Dataset items
--*--
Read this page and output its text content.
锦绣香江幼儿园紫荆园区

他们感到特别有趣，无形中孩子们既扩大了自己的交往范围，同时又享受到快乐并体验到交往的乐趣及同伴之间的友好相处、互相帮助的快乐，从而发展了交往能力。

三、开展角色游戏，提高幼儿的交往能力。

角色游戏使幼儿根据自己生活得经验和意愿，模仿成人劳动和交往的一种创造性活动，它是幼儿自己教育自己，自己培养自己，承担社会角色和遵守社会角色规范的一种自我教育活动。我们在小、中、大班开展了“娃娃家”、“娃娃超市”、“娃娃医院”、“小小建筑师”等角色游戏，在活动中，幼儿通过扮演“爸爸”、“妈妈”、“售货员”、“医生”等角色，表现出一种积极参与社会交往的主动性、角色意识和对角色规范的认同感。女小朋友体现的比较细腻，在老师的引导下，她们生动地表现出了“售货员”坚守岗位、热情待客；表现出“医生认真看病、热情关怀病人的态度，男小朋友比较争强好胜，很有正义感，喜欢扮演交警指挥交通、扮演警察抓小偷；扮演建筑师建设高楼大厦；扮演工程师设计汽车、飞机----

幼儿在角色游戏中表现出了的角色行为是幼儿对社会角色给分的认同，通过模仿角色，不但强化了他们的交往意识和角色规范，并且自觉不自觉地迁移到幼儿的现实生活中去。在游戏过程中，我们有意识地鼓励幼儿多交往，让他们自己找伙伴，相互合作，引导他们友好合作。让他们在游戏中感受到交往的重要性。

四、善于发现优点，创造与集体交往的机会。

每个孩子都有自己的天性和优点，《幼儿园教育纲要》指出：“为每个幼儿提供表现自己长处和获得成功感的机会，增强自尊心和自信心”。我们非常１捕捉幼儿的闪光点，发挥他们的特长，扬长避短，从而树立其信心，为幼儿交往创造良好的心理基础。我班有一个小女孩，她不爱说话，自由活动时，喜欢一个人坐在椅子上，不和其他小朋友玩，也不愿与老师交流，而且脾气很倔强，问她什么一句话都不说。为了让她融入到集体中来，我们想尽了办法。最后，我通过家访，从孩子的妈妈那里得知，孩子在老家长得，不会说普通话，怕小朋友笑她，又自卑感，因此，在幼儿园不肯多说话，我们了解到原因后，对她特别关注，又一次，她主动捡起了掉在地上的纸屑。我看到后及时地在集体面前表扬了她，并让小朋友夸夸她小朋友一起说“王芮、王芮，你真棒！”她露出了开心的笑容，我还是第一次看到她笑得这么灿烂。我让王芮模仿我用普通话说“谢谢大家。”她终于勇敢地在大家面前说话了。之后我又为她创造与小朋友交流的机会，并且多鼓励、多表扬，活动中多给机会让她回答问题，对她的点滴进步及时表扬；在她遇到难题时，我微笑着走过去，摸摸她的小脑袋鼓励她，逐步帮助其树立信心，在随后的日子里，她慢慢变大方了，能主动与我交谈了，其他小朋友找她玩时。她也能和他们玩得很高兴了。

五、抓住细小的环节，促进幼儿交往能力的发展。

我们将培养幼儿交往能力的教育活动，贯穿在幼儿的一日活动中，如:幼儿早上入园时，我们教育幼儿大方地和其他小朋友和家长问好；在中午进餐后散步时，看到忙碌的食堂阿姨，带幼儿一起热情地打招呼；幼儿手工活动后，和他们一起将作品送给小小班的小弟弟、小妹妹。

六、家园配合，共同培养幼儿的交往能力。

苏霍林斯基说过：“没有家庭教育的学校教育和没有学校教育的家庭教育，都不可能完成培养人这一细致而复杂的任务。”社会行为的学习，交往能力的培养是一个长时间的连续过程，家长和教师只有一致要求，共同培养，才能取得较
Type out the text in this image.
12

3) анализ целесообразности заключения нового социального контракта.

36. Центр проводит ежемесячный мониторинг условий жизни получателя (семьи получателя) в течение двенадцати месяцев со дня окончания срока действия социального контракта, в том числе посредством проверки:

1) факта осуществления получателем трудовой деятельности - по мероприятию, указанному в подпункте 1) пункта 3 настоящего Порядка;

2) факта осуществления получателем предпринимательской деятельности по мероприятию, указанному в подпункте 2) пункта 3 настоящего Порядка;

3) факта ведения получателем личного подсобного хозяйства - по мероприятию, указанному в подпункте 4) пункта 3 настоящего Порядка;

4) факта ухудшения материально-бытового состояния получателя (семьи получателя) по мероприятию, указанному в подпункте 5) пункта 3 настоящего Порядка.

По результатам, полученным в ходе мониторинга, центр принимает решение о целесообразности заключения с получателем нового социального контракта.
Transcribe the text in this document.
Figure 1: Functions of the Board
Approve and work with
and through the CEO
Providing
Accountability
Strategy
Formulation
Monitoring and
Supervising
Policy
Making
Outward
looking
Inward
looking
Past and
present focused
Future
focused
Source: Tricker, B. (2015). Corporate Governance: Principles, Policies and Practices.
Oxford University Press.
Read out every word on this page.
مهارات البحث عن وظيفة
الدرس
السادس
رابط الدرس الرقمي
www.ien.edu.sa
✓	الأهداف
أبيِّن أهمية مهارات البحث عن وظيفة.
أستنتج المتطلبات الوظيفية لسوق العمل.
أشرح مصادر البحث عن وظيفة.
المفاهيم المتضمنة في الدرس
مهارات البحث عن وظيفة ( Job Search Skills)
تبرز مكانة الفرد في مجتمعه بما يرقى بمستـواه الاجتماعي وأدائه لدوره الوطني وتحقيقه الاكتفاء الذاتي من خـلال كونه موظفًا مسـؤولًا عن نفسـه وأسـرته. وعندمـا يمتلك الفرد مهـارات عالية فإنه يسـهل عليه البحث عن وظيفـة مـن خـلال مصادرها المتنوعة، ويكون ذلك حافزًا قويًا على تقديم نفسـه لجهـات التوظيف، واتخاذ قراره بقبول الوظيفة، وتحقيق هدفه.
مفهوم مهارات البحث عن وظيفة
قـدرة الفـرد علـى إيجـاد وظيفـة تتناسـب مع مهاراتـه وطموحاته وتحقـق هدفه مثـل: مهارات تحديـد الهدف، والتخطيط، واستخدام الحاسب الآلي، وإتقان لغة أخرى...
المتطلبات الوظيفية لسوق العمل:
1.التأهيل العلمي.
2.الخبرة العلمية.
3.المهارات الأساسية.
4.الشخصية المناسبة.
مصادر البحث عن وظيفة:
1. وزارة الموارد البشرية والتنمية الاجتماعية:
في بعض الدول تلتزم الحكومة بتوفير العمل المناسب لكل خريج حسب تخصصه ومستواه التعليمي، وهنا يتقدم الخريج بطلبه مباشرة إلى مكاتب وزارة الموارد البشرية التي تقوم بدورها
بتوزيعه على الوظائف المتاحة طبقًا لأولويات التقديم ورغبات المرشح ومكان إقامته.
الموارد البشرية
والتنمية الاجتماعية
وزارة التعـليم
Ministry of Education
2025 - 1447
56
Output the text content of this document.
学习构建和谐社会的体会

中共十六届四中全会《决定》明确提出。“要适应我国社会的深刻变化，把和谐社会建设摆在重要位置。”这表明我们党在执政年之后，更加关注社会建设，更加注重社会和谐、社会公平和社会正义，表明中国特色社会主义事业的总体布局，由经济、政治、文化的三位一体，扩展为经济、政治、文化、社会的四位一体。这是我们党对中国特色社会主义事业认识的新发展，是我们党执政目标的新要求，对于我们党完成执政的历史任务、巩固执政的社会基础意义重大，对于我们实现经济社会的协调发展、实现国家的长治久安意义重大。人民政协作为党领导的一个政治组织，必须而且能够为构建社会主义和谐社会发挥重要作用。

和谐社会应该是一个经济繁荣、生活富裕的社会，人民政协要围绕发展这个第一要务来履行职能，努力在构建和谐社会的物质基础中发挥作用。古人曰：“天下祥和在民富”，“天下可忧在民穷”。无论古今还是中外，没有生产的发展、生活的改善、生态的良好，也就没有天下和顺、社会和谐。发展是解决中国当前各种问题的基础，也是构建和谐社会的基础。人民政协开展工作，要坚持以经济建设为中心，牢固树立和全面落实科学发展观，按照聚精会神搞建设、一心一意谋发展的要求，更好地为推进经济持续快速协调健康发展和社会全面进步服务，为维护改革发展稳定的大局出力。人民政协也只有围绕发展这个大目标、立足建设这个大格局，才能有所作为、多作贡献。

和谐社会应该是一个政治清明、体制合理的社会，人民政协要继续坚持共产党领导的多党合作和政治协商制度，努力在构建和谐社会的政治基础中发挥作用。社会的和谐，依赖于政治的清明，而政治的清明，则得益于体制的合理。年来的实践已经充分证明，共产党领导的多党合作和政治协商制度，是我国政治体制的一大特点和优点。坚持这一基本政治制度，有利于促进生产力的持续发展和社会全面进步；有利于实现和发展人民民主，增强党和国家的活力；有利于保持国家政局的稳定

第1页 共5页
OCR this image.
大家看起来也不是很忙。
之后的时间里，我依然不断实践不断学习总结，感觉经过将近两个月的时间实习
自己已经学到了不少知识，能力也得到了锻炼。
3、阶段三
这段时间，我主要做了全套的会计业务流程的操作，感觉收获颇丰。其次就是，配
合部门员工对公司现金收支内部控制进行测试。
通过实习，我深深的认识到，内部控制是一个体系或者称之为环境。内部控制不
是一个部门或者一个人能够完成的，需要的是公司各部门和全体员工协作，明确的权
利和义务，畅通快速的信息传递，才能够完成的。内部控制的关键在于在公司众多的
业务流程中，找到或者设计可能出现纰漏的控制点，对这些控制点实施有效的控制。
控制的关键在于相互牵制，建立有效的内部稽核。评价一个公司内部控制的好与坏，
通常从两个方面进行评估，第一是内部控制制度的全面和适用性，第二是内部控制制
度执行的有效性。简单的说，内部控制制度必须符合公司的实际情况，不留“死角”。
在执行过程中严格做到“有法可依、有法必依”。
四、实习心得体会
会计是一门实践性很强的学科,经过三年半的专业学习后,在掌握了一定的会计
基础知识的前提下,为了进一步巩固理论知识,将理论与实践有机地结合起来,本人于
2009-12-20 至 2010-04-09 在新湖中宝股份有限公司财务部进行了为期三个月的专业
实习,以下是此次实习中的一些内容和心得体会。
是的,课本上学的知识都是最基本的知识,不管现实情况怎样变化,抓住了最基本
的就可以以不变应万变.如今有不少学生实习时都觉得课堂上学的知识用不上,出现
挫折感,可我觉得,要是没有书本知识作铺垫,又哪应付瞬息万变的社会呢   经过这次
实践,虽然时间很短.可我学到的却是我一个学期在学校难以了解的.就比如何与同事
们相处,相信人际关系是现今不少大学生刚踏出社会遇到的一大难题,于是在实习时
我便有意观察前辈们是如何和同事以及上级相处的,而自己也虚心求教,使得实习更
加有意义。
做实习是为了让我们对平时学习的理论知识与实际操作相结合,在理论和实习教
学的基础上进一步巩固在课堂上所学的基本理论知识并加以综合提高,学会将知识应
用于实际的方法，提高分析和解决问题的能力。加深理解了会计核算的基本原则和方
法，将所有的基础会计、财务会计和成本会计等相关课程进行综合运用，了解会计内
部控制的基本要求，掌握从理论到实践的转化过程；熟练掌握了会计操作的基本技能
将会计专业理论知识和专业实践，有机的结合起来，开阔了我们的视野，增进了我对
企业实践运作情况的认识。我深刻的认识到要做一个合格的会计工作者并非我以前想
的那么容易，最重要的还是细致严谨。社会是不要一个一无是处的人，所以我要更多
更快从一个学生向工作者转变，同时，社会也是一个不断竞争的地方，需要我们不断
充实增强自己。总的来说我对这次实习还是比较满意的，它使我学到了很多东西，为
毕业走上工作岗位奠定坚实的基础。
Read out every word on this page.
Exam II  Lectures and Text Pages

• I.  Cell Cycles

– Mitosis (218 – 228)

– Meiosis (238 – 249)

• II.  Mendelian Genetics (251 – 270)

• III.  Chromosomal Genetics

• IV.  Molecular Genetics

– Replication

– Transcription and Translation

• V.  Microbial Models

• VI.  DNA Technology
--*--
Compute the number of lines above that contain the string "الاجتماعية". Reply with that value only.

2